:: Source data ::
++++
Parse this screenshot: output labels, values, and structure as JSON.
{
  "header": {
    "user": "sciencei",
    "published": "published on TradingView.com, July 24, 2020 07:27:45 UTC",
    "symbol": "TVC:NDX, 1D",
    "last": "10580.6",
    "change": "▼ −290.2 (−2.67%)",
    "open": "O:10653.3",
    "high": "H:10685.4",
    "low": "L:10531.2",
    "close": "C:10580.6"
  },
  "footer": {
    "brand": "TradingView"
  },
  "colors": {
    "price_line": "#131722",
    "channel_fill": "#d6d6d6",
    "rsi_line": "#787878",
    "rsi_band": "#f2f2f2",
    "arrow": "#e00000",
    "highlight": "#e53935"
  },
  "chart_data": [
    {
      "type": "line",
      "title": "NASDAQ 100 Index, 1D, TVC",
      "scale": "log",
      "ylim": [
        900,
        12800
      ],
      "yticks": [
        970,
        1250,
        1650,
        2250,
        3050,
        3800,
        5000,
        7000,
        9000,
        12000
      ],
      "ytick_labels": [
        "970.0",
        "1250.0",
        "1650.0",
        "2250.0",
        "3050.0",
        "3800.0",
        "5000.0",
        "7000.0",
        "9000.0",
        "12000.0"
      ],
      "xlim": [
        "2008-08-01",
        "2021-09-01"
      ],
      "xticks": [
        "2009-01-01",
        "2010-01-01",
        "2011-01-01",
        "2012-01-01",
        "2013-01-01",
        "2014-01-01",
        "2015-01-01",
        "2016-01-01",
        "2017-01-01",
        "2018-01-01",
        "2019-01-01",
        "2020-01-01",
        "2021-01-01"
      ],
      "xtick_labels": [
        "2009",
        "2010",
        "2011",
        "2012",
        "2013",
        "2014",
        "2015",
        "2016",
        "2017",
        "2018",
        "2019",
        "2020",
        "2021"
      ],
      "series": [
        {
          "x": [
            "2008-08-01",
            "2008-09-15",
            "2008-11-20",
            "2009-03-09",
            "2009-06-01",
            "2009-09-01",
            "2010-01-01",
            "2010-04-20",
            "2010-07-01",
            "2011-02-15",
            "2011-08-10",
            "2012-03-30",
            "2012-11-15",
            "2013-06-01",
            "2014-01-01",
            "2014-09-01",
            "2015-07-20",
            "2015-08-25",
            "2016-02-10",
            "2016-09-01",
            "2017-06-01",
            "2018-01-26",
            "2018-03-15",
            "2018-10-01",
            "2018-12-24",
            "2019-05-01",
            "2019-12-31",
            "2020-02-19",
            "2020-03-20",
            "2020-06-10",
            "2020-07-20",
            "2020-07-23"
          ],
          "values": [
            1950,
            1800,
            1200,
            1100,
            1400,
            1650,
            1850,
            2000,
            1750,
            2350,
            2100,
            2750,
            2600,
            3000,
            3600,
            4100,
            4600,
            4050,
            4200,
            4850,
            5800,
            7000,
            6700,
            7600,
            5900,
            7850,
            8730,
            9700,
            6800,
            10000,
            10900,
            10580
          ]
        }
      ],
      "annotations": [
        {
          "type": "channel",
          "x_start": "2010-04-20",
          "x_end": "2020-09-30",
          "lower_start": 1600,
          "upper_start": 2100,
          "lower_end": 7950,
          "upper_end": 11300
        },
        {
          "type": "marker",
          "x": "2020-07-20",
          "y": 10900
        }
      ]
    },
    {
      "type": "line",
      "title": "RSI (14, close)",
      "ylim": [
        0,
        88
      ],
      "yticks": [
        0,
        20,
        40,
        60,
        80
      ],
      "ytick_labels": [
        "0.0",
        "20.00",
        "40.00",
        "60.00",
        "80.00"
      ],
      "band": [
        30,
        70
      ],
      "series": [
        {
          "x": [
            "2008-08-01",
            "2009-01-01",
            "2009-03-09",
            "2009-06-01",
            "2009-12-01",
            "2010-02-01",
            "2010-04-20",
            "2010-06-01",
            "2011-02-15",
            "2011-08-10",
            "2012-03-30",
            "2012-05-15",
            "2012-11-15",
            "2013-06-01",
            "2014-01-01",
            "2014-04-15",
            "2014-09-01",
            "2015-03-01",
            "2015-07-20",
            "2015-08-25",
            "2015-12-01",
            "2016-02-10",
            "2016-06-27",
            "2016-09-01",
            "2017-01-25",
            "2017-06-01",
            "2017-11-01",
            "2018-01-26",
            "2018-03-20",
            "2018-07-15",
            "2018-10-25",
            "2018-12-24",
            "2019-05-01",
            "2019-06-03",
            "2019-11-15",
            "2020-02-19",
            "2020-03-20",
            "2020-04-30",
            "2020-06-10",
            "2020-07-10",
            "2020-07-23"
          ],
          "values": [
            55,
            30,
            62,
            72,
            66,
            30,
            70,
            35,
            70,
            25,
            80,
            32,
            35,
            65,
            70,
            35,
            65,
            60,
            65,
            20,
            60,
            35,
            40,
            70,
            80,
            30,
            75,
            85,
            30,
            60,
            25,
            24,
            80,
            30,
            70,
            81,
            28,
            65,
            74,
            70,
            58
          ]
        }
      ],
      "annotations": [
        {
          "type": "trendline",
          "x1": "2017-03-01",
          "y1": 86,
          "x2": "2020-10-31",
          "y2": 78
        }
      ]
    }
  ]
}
++++
:: Exercise details ::
From the records above, extract every entry exactly as given.

:: Answer for the task ::
Parse this screenshot: output labels, values, and structure as JSON.
{
  "header": {
    "user": "sciencei",
    "published": "published on TradingView.com, July 24, 2020 07:27:45 UTC",
    "symbol": "TVC:NDX, 1D",
    "last": "10580.6",
    "change": "▼ −290.2 (−2.67%)",
    "open": "O:10653.3",
    "high": "H:10685.4",
    "low": "L:10531.2",
    "close": "C:10580.6"
  },
  "footer": {
    "brand": "TradingView"
  },
  "colors": {
    "price_line": "#131722",
    "channel_fill": "#d6d6d6",
    "rsi_line": "#787878",
    "rsi_band": "#f2f2f2",
    "arrow": "#e00000",
    "highlight": "#e53935"
  },
  "chart_data": [
    {
      "type": "line",
      "title": "NASDAQ 100 Index, 1D, TVC",
      "scale": "log",
      "ylim": [
        900,
        12800
      ],
      "yticks": [
        970,
        1250,
        1650,
        2250,
        3050,
        3800,
        5000,
        7000,
        9000,
        12000
      ],
      "ytick_labels": [
        "970.0",
        "1250.0",
        "1650.0",
        "2250.0",
        "3050.0",
        "3800.0",
        "5000.0",
        "7000.0",
        "9000.0",
        "12000.0"
      ],
      "xlim": [
        "2008-08-01",
        "2021-09-01"
      ],
      "xticks": [
        "2009-01-01",
        "2010-01-01",
        "2011-01-01",
        "2012-01-01",
        "2013-01-01",
        "2014-01-01",
        "2015-01-01",
        "2016-01-01",
        "2017-01-01",
        "2018-01-01",
        "2019-01-01",
        "2020-01-01",
        "2021-01-01"
      ],
      "xtick_labels": [
        "2009",
        "2010",
        "2011",
        "2012",
        "2013",
        "2014",
        "2015",
        "2016",
        "2017",
        "2018",
        "2019",
        "2020",
        "2021"
      ],
      "series": [
        {
          "x": [
            "2008-08-01",
            "2008-09-15",
            "2008-11-20",
            "2009-03-09",
            "2009-06-01",
            "2009-09-01",
            "2010-01-01",
            "2010-04-20",
            "2010-07-01",
            "2011-02-15",
            "2011-08-10",
            "2012-03-30",
            "2012-11-15",
            "2013-06-01",
            "2014-01-01",
            "2014-09-01",
            "2015-07-20",
            "2015-08-25",
            "2016-02-10",
            "2016-09-01",
            "2017-06-01",
            "2018-01-26",
            "2018-03-15",
            "2018-10-01",
            "2018-12-24",
            "2019-05-01",
            "2019-12-31",
            "2020-02-19",
            "2020-03-20",
            "2020-06-10",
            "2020-07-20",
            "2020-07-23"
          ],
          "values": [
            1950,
            1800,
            1200,
            1100,
            1400,
            1650,
            1850,
            2000,
            1750,
            2350,
            2100,
            2750,
            2600,
            3000,
            3600,
            4100,
            4600,
            4050,
            4200,
            4850,
            5800,
            7000,
            6700,
            7600,
            5900,
            7850,
            8730,
            9700,
            6800,
            10000,
            10900,
            10580
          ]
        }
      ],
      "annotations": [
        {
          "type": "channel",
          "x_start": "2010-04-20",
          "x_end": "2020-09-30",
          "lower_start": 1600,
          "upper_start": 2100,
          "lower_end": 7950,
          "upper_end": 11300
        },
        {
          "type": "marker",
          "x": "2020-07-20",
          "y": 10900
        }
      ]
    },
    {
      "type": "line",
      "title": "RSI (14, close)",
      "ylim": [
        0,
        88
      ],
      "yticks": [
        0,
        20,
        40,
        60,
        80
      ],
      "ytick_labels": [
        "0.0",
        "20.00",
        "40.00",
        "60.00",
        "80.00"
      ],
      "band": [
        30,
        70
      ],
      "series": [
        {
          "x": [
            "2008-08-01",
            "2009-01-01",
            "2009-03-09",
            "2009-06-01",
            "2009-12-01",
            "2010-02-01",
            "2010-04-20",
            "2010-06-01",
            "2011-02-15",
            "2011-08-10",
            "2012-03-30",
            "2012-05-15",
            "2012-11-15",
            "2013-06-01",
            "2014-01-01",
            "2014-04-15",
            "2014-09-01",
            "2015-03-01",
            "2015-07-20",
            "2015-08-25",
            "2015-12-01",
            "2016-02-10",
            "2016-06-27",
            "2016-09-01",
            "2017-01-25",
            "2017-06-01",
            "2017-11-01",
            "2018-01-26",
            "2018-03-20",
            "2018-07-15",
            "2018-10-25",
            "2018-12-24",
            "2019-05-01",
            "2019-06-03",
            "2019-11-15",
            "2020-02-19",
            "2020-03-20",
            "2020-04-30",
            "2020-06-10",
            "2020-07-10",
            "2020-07-23"
          ],
          "values": [
            55,
            30,
            62,
            72,
            66,
            30,
            70,
            35,
            70,
            25,
            80,
            32,
            35,
            65,
            70,
            35,
            65,
            60,
            65,
            20,
            60,
            35,
            40,
            70,
            80,
            30,
            75,
            85,
            30,
            60,
            25,
            24,
            80,
            30,
            70,
            81,
            28,
            65,
            74,
            70,
            58
          ]
        }
      ],
      "annotations": [
        {
          "type": "trendline",
          "x1": "2017-03-01",
          "y1": 86,
          "x2": "2020-10-31",
          "y2": 78
        }
      ]
    }
  ]
}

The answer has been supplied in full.